== Do this ==
Set the listing down unchanged, minus every embedded image.

Dataset entries on figures
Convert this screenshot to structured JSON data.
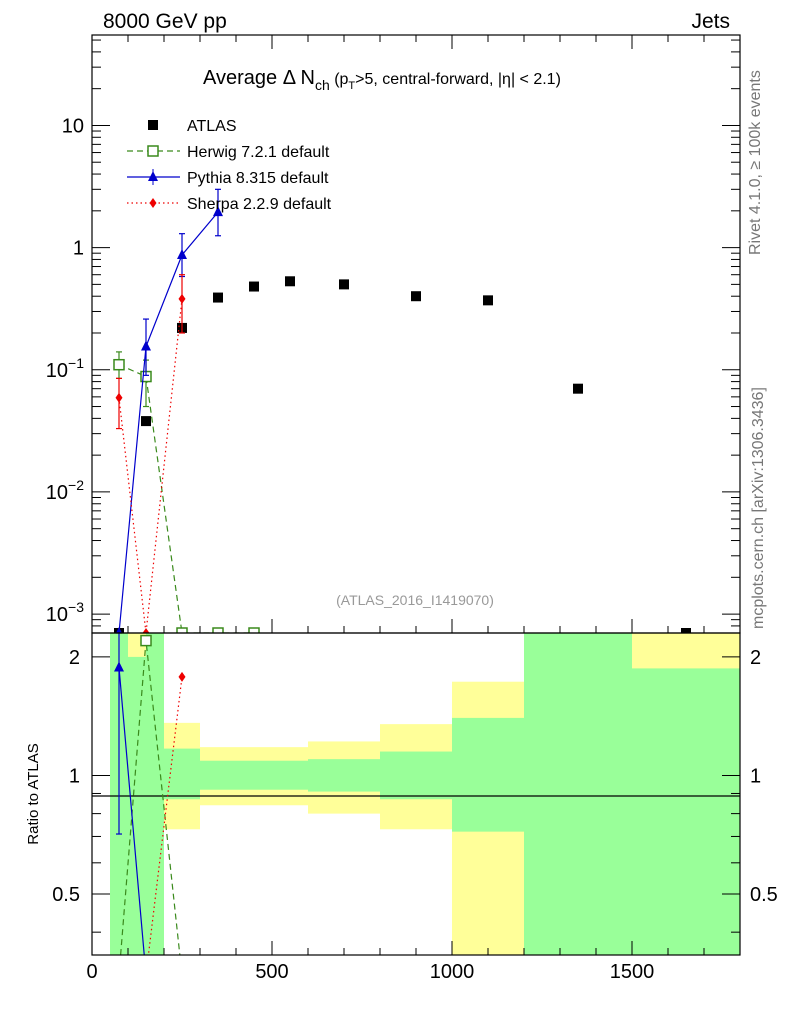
{
  "header": {
    "left": "8000 GeV pp",
    "right": "Jets"
  },
  "side_labels": {
    "rivet": "Rivet 4.1.0, ≥ 100k events",
    "mcplots": "mcplots.cern.ch [arXiv:1306.3436]"
  },
  "chart_data": {
    "type": "scatter",
    "title": "Average Δ N",
    "title_sub": "ch",
    "title_rest_a": " (p",
    "title_rest_sub": "T",
    "title_rest_b": ">5, central-forward, |η| < 2.1)",
    "analysis_id": "(ATLAS_2016_I1419070)",
    "ratio_ylabel": "Ratio to ATLAS",
    "xlim": [
      0,
      1800
    ],
    "ylim_main": [
      0.0007,
      55
    ],
    "ylim_ratio": [
      0.35,
      2.3
    ],
    "x_ticks": [
      0,
      500,
      1000,
      1500
    ],
    "x_tick_labels": [
      "0",
      "500",
      "1000",
      "1500"
    ],
    "main_y_ticks": [
      {
        "value": 10,
        "base": "10",
        "exp": ""
      },
      {
        "value": 1,
        "base": "1",
        "exp": ""
      },
      {
        "value": 0.1,
        "base": "10",
        "exp": "−1"
      },
      {
        "value": 0.01,
        "base": "10",
        "exp": "−2"
      },
      {
        "value": 0.001,
        "base": "10",
        "exp": "−3"
      }
    ],
    "ratio_y_ticks": [
      {
        "value": 2,
        "label": "2"
      },
      {
        "value": 1,
        "label": "1"
      },
      {
        "value": 0.5,
        "label": "0.5"
      }
    ],
    "bins": [
      {
        "lo": 50,
        "hi": 100,
        "x": 75
      },
      {
        "lo": 100,
        "hi": 200,
        "x": 150
      },
      {
        "lo": 200,
        "hi": 300,
        "x": 250
      },
      {
        "lo": 300,
        "hi": 400,
        "x": 350
      },
      {
        "lo": 400,
        "hi": 600,
        "x": 450
      },
      {
        "lo": 600,
        "hi": 800,
        "x": 550
      },
      {
        "lo": 800,
        "hi": 1000,
        "x": 700
      },
      {
        "lo": 1000,
        "hi": 1200,
        "x": 900
      },
      {
        "lo": 1200,
        "hi": 1500,
        "x": 1100
      },
      {
        "lo": 1500,
        "hi": 1800,
        "x": 1350
      }
    ],
    "bands": [
      {
        "lo": 50,
        "hi": 100,
        "green": [
          0.3,
          2.3
        ],
        "yellow": [
          0.3,
          2.3
        ]
      },
      {
        "lo": 100,
        "hi": 150,
        "green": [
          0.3,
          2.0
        ],
        "yellow": [
          0.3,
          2.3
        ]
      },
      {
        "lo": 150,
        "hi": 200,
        "green": [
          0.3,
          2.3
        ],
        "yellow": [
          0.3,
          2.3
        ]
      },
      {
        "lo": 200,
        "hi": 300,
        "green": [
          0.87,
          1.17
        ],
        "yellow": [
          0.73,
          1.36
        ]
      },
      {
        "lo": 300,
        "hi": 600,
        "green": [
          0.92,
          1.09
        ],
        "yellow": [
          0.84,
          1.18
        ]
      },
      {
        "lo": 600,
        "hi": 800,
        "green": [
          0.91,
          1.1
        ],
        "yellow": [
          0.8,
          1.22
        ]
      },
      {
        "lo": 800,
        "hi": 1000,
        "green": [
          0.87,
          1.15
        ],
        "yellow": [
          0.73,
          1.35
        ]
      },
      {
        "lo": 1000,
        "hi": 1200,
        "green": [
          0.72,
          1.4
        ],
        "yellow": [
          0.3,
          1.73
        ]
      },
      {
        "lo": 1200,
        "hi": 1500,
        "green": [
          0.3,
          2.3
        ],
        "yellow": [
          0.3,
          2.3
        ]
      },
      {
        "lo": 1500,
        "hi": 1800,
        "green": [
          0.3,
          1.87
        ],
        "yellow": [
          0.3,
          2.3
        ]
      }
    ],
    "series": [
      {
        "name": "ATLAS",
        "color": "#000000",
        "marker": "square",
        "points": [
          {
            "x": 75,
            "y": 0.0007
          },
          {
            "x": 150,
            "y": 0.038
          },
          {
            "x": 250,
            "y": 0.22
          },
          {
            "x": 350,
            "y": 0.39
          },
          {
            "x": 450,
            "y": 0.48
          },
          {
            "x": 550,
            "y": 0.53
          },
          {
            "x": 700,
            "y": 0.5
          },
          {
            "x": 900,
            "y": 0.4
          },
          {
            "x": 1100,
            "y": 0.37
          },
          {
            "x": 1350,
            "y": 0.07
          },
          {
            "x": 1650,
            "y": 0.0007
          }
        ]
      },
      {
        "name": "Herwig 7.2.1 default",
        "color": "#3a8a1c",
        "marker": "open-square",
        "dash": "6,4",
        "points": [
          {
            "x": 75,
            "y": 0.11,
            "lo": 0.085,
            "hi": 0.14
          },
          {
            "x": 150,
            "y": 0.088,
            "lo": 0.05,
            "hi": 0.12
          },
          {
            "x": 250,
            "y": 0.0007
          },
          {
            "x": 350,
            "y": 0.0007
          },
          {
            "x": 450,
            "y": 0.0007
          }
        ],
        "ratio": [
          {
            "x": 150,
            "y": 2.2
          }
        ]
      },
      {
        "name": "Pythia 8.315 default",
        "color": "#0000cc",
        "marker": "triangle",
        "dash": "",
        "points": [
          {
            "x": 75,
            "y": 0.0007
          },
          {
            "x": 150,
            "y": 0.155,
            "lo": 0.09,
            "hi": 0.26
          },
          {
            "x": 250,
            "y": 0.87,
            "lo": 0.58,
            "hi": 1.3
          },
          {
            "x": 350,
            "y": 1.95,
            "lo": 1.25,
            "hi": 3.0
          }
        ],
        "ratio": [
          {
            "x": 75,
            "y": 1.88,
            "lo": 0.71,
            "hi": 2.3
          }
        ]
      },
      {
        "name": "Sherpa 2.2.9 default",
        "color": "#ee0000",
        "marker": "diamond",
        "dash": "1.5,3",
        "points": [
          {
            "x": 75,
            "y": 0.059,
            "lo": 0.033,
            "hi": 0.085
          },
          {
            "x": 150,
            "y": 0.0007
          },
          {
            "x": 250,
            "y": 0.38,
            "lo": 0.2,
            "hi": 0.6
          }
        ],
        "ratio": [
          {
            "x": 250,
            "y": 1.78
          }
        ]
      }
    ]
  }
}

== Expected output ==
Convert this screenshot to structured JSON data.
{
  "header": {
    "left": "8000 GeV pp",
    "right": "Jets"
  },
  "side_labels": {
    "rivet": "Rivet 4.1.0, ≥ 100k events",
    "mcplots": "mcplots.cern.ch [arXiv:1306.3436]"
  },
  "chart_data": {
    "type": "scatter",
    "title": "Average Δ N",
    "title_sub": "ch",
    "title_rest_a": " (p",
    "title_rest_sub": "T",
    "title_rest_b": ">5, central-forward, |η| < 2.1)",
    "analysis_id": "(ATLAS_2016_I1419070)",
    "ratio_ylabel": "Ratio to ATLAS",
    "xlim": [
      0,
      1800
    ],
    "ylim_main": [
      0.0007,
      55
    ],
    "ylim_ratio": [
      0.35,
      2.3
    ],
    "x_ticks": [
      0,
      500,
      1000,
      1500
    ],
    "x_tick_labels": [
      "0",
      "500",
      "1000",
      "1500"
    ],
    "main_y_ticks": [
      {
        "value": 10,
        "base": "10",
        "exp": ""
      },
      {
        "value": 1,
        "base": "1",
        "exp": ""
      },
      {
        "value": 0.1,
        "base": "10",
        "exp": "−1"
      },
      {
        "value": 0.01,
        "base": "10",
        "exp": "−2"
      },
      {
        "value": 0.001,
        "base": "10",
        "exp": "−3"
      }
    ],
    "ratio_y_ticks": [
      {
        "value": 2,
        "label": "2"
      },
      {
        "value": 1,
        "label": "1"
      },
      {
        "value": 0.5,
        "label": "0.5"
      }
    ],
    "bins": [
      {
        "lo": 50,
        "hi": 100,
        "x": 75
      },
      {
        "lo": 100,
        "hi": 200,
        "x": 150
      },
      {
        "lo": 200,
        "hi": 300,
        "x": 250
      },
      {
        "lo": 300,
        "hi": 400,
        "x": 350
      },
      {
        "lo": 400,
        "hi": 600,
        "x": 450
      },
      {
        "lo": 600,
        "hi": 800,
        "x": 550
      },
      {
        "lo": 800,
        "hi": 1000,
        "x": 700
      },
      {
        "lo": 1000,
        "hi": 1200,
        "x": 900
      },
      {
        "lo": 1200,
        "hi": 1500,
        "x": 1100
      },
      {
        "lo": 1500,
        "hi": 1800,
        "x": 1350
      }
    ],
    "bands": [
      {
        "lo": 50,
        "hi": 100,
        "green": [
          0.3,
          2.3
        ],
        "yellow": [
          0.3,
          2.3
        ]
      },
      {
        "lo": 100,
        "hi": 150,
        "green": [
          0.3,
          2.0
        ],
        "yellow": [
          0.3,
          2.3
        ]
      },
      {
        "lo": 150,
        "hi": 200,
        "green": [
          0.3,
          2.3
        ],
        "yellow": [
          0.3,
          2.3
        ]
      },
      {
        "lo": 200,
        "hi": 300,
        "green": [
          0.87,
          1.17
        ],
        "yellow": [
          0.73,
          1.36
        ]
      },
      {
        "lo": 300,
        "hi": 600,
        "green": [
          0.92,
          1.09
        ],
        "yellow": [
          0.84,
          1.18
        ]
      },
      {
        "lo": 600,
        "hi": 800,
        "green": [
          0.91,
          1.1
        ],
        "yellow": [
          0.8,
          1.22
        ]
      },
      {
        "lo": 800,
        "hi": 1000,
        "green": [
          0.87,
          1.15
        ],
        "yellow": [
          0.73,
          1.35
        ]
      },
      {
        "lo": 1000,
        "hi": 1200,
        "green": [
          0.72,
          1.4
        ],
        "yellow": [
          0.3,
          1.73
        ]
      },
      {
        "lo": 1200,
        "hi": 1500,
        "green": [
          0.3,
          2.3
        ],
        "yellow": [
          0.3,
          2.3
        ]
      },
      {
        "lo": 1500,
        "hi": 1800,
        "green": [
          0.3,
          1.87
        ],
        "yellow": [
          0.3,
          2.3
        ]
      }
    ],
    "series": [
      {
        "name": "ATLAS",
        "color": "#000000",
        "marker": "square",
        "points": [
          {
            "x": 75,
            "y": 0.0007
          },
          {
            "x": 150,
            "y": 0.038
          },
          {
            "x": 250,
            "y": 0.22
          },
          {
            "x": 350,
            "y": 0.39
          },
          {
            "x": 450,
            "y": 0.48
          },
          {
            "x": 550,
            "y": 0.53
          },
          {
            "x": 700,
            "y": 0.5
          },
          {
            "x": 900,
            "y": 0.4
          },
          {
            "x": 1100,
            "y": 0.37
          },
          {
            "x": 1350,
            "y": 0.07
          },
          {
            "x": 1650,
            "y": 0.0007
          }
        ]
      },
      {
        "name": "Herwig 7.2.1 default",
        "color": "#3a8a1c",
        "marker": "open-square",
        "dash": "6,4",
        "points": [
          {
            "x": 75,
            "y": 0.11,
            "lo": 0.085,
            "hi": 0.14
          },
          {
            "x": 150,
            "y": 0.088,
            "lo": 0.05,
            "hi": 0.12
          },
          {
            "x": 250,
            "y": 0.0007
          },
          {
            "x": 350,
            "y": 0.0007
          },
          {
            "x": 450,
            "y": 0.0007
          }
        ],
        "ratio": [
          {
            "x": 150,
            "y": 2.2
          }
        ]
      },
      {
        "name": "Pythia 8.315 default",
        "color": "#0000cc",
        "marker": "triangle",
        "dash": "",
        "points": [
          {
            "x": 75,
            "y": 0.0007
          },
          {
            "x": 150,
            "y": 0.155,
            "lo": 0.09,
            "hi": 0.26
          },
          {
            "x": 250,
            "y": 0.87,
            "lo": 0.58,
            "hi": 1.3
          },
          {
            "x": 350,
            "y": 1.95,
            "lo": 1.25,
            "hi": 3.0
          }
        ],
        "ratio": [
          {
            "x": 75,
            "y": 1.88,
            "lo": 0.71,
            "hi": 2.3
          }
        ]
      },
      {
        "name": "Sherpa 2.2.9 default",
        "color": "#ee0000",
        "marker": "diamond",
        "dash": "1.5,3",
        "points": [
          {
            "x": 75,
            "y": 0.059,
            "lo": 0.033,
            "hi": 0.085
          },
          {
            "x": 150,
            "y": 0.0007
          },
          {
            "x": 250,
            "y": 0.38,
            "lo": 0.2,
            "hi": 0.6
          }
        ],
        "ratio": [
          {
            "x": 250,
            "y": 1.78
          }
        ]
      }
    ]
  }
}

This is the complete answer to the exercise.